* **TASK TO CARRY OUT**: Assemble all lines in which the string "trigger" appears.

— Start of SUPPLIED DATA —

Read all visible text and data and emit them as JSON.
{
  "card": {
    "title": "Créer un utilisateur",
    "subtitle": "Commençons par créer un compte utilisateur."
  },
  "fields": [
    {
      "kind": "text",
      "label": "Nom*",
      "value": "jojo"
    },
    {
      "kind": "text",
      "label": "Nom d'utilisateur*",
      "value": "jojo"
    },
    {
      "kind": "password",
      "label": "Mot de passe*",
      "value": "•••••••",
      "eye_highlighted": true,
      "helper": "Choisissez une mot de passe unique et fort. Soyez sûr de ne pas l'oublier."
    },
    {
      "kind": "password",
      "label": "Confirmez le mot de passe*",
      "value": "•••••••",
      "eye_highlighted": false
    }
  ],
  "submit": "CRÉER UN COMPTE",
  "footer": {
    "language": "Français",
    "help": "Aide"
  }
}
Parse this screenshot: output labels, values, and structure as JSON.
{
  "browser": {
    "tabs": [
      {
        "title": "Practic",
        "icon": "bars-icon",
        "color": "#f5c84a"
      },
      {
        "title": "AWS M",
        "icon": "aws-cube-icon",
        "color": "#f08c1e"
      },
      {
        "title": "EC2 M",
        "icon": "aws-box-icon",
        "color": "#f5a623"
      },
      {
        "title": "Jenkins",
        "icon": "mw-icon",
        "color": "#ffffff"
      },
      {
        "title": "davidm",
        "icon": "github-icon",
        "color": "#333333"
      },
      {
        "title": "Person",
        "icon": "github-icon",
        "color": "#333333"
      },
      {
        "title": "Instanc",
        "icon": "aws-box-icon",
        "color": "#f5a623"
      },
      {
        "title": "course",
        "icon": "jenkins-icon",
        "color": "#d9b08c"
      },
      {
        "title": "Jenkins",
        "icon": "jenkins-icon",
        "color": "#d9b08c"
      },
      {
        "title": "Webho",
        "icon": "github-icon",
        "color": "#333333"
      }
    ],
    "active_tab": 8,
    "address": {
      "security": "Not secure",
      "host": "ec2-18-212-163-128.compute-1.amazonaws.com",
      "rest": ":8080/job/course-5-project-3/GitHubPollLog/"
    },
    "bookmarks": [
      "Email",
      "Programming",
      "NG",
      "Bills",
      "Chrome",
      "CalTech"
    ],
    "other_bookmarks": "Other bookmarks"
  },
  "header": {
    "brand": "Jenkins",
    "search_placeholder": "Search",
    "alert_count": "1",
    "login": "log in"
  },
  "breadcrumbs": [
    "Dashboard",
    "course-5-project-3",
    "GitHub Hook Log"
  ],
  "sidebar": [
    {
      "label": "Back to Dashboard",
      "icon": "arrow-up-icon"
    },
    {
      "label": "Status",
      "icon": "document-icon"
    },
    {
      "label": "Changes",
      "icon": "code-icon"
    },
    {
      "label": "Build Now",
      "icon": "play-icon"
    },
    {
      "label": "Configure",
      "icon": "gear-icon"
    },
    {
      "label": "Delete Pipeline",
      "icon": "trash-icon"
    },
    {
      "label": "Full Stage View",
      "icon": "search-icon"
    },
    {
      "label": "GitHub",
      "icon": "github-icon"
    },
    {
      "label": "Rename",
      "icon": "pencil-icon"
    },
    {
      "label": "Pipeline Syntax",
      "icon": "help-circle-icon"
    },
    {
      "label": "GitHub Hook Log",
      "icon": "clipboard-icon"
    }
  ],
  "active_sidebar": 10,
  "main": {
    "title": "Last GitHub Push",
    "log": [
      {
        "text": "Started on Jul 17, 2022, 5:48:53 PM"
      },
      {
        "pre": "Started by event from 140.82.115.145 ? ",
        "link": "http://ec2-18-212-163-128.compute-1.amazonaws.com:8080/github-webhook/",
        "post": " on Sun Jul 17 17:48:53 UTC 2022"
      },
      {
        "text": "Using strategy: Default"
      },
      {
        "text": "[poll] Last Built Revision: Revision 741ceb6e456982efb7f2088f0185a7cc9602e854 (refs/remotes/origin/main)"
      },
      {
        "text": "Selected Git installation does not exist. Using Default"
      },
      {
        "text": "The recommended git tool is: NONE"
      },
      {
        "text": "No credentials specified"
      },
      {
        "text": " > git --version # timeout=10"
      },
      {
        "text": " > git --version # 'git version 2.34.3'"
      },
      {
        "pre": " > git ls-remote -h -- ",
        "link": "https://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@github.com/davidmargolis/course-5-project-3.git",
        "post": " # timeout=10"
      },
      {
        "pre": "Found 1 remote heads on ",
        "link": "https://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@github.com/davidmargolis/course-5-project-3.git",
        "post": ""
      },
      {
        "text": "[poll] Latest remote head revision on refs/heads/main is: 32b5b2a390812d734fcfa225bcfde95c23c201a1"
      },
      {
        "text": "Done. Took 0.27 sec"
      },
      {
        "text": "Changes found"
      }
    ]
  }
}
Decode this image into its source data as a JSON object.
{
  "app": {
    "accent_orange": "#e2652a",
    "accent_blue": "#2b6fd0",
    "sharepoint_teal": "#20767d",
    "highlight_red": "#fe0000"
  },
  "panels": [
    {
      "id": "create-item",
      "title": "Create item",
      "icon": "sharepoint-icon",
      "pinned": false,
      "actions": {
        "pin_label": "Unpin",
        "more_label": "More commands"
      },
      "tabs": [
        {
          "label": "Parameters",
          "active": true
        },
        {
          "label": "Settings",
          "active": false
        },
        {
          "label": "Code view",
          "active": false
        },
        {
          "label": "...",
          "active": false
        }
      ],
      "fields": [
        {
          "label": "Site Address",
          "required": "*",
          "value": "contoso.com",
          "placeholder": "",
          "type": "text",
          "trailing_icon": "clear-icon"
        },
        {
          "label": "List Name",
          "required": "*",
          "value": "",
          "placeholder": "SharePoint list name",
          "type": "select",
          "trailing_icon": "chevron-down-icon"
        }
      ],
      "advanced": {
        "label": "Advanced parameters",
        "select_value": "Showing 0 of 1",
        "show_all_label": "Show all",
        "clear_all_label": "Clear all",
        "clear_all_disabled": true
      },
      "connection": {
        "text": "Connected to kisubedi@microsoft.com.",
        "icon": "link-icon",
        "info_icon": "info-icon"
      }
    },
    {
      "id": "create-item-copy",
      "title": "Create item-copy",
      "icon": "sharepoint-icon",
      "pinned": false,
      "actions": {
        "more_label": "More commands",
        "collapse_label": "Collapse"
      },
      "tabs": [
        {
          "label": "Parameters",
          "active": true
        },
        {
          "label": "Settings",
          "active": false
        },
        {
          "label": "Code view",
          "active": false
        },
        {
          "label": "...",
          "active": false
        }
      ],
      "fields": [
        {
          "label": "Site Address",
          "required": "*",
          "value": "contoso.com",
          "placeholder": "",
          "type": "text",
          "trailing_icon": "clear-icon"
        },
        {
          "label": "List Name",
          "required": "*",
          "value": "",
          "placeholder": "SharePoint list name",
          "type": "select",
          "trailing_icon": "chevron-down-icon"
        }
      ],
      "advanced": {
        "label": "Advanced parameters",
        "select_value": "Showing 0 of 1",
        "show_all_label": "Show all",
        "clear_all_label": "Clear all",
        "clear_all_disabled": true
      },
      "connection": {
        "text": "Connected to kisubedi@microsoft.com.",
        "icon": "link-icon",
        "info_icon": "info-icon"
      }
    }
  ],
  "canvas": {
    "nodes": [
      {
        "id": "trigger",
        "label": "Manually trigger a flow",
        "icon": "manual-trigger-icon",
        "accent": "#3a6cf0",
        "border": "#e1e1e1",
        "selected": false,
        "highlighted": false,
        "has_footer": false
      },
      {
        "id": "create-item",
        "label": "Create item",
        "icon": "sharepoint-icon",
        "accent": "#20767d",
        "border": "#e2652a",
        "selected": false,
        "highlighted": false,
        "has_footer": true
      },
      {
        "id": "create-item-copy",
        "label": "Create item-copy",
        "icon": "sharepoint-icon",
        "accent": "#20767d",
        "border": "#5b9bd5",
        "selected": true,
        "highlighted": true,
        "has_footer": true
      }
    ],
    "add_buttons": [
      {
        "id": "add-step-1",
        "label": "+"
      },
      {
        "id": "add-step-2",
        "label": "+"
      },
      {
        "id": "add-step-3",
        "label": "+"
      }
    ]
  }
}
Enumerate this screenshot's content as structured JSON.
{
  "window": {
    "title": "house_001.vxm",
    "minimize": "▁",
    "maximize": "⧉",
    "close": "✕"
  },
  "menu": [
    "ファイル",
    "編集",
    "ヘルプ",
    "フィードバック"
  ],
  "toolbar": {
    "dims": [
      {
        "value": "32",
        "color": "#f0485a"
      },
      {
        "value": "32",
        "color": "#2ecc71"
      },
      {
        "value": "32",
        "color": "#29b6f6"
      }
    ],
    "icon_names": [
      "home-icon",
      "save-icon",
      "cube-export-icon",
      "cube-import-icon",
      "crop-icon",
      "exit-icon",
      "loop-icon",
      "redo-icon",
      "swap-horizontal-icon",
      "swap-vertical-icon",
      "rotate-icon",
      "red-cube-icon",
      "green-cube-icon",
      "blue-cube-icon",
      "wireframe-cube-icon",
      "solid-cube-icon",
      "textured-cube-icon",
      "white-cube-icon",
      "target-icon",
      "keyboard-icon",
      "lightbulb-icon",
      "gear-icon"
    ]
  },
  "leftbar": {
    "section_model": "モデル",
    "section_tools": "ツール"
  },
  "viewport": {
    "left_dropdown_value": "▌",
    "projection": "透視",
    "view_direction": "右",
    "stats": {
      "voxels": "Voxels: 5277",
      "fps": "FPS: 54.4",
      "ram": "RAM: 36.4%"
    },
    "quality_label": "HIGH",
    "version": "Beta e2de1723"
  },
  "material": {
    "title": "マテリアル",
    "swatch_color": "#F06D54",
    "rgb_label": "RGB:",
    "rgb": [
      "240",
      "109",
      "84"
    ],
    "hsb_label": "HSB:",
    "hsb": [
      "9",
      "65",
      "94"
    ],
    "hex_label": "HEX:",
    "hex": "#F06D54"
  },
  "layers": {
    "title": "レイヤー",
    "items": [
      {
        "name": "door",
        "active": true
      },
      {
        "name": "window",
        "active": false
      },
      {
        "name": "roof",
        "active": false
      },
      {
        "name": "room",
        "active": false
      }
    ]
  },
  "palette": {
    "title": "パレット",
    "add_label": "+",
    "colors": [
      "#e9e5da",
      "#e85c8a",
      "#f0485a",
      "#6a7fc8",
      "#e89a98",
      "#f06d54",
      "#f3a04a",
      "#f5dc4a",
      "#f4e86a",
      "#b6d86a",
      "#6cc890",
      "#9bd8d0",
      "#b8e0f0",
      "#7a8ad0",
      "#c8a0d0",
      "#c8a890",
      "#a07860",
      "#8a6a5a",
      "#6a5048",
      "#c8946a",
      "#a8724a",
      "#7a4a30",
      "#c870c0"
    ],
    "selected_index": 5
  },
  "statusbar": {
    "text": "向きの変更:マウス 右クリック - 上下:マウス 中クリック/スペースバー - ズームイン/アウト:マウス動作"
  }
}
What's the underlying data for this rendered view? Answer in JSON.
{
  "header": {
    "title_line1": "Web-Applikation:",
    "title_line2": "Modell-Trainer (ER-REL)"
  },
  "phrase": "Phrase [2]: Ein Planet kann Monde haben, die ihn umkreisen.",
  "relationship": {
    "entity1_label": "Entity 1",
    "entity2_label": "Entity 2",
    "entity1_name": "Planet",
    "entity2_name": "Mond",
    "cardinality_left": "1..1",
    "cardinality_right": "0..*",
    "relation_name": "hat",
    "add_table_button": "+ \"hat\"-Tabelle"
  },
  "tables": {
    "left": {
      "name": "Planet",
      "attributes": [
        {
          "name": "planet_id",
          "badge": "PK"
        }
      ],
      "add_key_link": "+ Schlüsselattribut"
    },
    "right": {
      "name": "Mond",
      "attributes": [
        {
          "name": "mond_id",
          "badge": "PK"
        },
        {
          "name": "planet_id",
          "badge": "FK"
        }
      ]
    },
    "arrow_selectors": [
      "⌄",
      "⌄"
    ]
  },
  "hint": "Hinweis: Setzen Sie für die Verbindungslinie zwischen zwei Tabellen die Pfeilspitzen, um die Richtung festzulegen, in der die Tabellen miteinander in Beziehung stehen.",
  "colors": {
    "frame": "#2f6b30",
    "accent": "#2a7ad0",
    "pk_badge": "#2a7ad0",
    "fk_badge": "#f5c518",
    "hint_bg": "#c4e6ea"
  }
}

— End of SUPPLIED DATA —

* **WRITTEN RESPONSE**:
        "id": "trigger",
        "label": "Manually trigger a flow",
        "icon": "manual-trigger-icon",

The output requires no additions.